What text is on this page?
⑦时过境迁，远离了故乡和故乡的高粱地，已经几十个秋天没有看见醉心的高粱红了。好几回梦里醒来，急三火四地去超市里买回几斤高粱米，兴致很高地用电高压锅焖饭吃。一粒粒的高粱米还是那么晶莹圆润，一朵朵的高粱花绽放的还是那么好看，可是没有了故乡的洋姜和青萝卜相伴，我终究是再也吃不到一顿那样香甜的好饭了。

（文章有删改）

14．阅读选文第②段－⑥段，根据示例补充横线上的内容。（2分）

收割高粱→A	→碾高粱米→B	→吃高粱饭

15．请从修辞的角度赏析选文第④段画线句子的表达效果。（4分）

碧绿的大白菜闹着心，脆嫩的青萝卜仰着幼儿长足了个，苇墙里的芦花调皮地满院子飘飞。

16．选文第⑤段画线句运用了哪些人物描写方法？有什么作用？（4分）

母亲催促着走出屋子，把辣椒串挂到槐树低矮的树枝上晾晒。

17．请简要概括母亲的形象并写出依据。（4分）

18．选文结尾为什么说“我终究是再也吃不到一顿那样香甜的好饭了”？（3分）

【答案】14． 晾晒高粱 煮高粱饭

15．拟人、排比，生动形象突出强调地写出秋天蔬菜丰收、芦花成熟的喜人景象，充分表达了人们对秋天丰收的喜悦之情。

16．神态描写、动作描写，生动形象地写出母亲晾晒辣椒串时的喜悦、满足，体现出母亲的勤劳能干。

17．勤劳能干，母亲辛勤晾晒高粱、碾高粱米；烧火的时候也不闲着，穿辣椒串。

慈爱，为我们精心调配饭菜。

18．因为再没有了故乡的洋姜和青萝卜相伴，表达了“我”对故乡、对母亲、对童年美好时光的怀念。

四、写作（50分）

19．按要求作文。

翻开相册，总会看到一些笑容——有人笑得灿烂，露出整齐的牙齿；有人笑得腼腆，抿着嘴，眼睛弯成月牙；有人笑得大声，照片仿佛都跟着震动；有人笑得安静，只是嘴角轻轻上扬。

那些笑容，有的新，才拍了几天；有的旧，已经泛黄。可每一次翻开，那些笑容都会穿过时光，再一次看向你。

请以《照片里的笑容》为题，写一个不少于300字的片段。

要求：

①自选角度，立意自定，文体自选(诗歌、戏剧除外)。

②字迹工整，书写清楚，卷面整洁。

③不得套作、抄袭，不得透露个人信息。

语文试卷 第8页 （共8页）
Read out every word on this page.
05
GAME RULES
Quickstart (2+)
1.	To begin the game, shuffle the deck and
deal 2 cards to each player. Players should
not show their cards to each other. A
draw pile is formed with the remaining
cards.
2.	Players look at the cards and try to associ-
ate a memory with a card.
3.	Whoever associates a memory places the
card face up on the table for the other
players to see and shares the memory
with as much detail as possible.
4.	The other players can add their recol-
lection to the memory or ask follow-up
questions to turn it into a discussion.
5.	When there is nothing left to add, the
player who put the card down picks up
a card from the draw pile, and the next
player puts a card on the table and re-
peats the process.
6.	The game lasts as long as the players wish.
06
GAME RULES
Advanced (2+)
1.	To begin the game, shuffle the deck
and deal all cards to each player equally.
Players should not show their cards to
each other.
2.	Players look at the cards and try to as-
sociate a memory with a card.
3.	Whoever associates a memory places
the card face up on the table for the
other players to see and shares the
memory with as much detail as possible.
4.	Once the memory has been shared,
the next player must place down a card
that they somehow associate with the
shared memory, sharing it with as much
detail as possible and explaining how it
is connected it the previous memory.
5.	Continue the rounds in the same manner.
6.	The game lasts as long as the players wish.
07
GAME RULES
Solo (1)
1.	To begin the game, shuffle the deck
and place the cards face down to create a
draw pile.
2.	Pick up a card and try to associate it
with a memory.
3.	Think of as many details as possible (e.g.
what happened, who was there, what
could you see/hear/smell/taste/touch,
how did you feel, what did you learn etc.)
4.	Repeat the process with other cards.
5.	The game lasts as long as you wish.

────────────────────────────────────────

Copy every line from the entries that contains the word "this".

What text is on this page?
Read out every word on this page.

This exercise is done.